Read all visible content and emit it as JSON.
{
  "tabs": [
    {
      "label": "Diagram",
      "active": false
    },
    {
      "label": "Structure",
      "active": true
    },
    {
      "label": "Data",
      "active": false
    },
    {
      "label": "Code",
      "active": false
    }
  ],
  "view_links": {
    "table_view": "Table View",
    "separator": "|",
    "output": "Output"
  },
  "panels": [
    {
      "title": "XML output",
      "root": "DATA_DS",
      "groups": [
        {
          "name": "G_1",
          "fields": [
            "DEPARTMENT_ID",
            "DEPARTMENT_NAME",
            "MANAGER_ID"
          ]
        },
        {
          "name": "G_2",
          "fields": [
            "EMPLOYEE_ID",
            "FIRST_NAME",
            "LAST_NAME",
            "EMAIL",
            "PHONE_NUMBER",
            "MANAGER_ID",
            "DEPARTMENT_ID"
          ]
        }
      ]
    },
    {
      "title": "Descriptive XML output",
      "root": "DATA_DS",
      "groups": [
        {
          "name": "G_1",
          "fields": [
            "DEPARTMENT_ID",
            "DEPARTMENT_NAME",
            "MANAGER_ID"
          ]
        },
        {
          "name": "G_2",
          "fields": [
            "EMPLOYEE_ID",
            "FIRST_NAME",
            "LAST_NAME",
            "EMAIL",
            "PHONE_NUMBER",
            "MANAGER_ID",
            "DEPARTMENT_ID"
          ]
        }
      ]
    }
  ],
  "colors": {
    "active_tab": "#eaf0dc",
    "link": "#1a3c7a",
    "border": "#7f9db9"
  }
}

> _Stated problem_: Everything in the listing above should be restated exactly.

> _Final result_:
Read all visible content and emit it as JSON.
{
  "tabs": [
    {
      "label": "Diagram",
      "active": false
    },
    {
      "label": "Structure",
      "active": true
    },
    {
      "label": "Data",
      "active": false
    },
    {
      "label": "Code",
      "active": false
    }
  ],
  "view_links": {
    "table_view": "Table View",
    "separator": "|",
    "output": "Output"
  },
  "panels": [
    {
      "title": "XML output",
      "root": "DATA_DS",
      "groups": [
        {
          "name": "G_1",
          "fields": [
            "DEPARTMENT_ID",
            "DEPARTMENT_NAME",
            "MANAGER_ID"
          ]
        },
        {
          "name": "G_2",
          "fields": [
            "EMPLOYEE_ID",
            "FIRST_NAME",
            "LAST_NAME",
            "EMAIL",
            "PHONE_NUMBER",
            "MANAGER_ID",
            "DEPARTMENT_ID"
          ]
        }
      ]
    },
    {
      "title": "Descriptive XML output",
      "root": "DATA_DS",
      "groups": [
        {
          "name": "G_1",
          "fields": [
            "DEPARTMENT_ID",
            "DEPARTMENT_NAME",
            "MANAGER_ID"
          ]
        },
        {
          "name": "G_2",
          "fields": [
            "EMPLOYEE_ID",
            "FIRST_NAME",
            "LAST_NAME",
            "EMAIL",
            "PHONE_NUMBER",
            "MANAGER_ID",
            "DEPARTMENT_ID"
          ]
        }
      ]
    }
  ],
  "colors": {
    "active_tab": "#eaf0dc",
    "link": "#1a3c7a",
    "border": "#7f9db9"
  }
}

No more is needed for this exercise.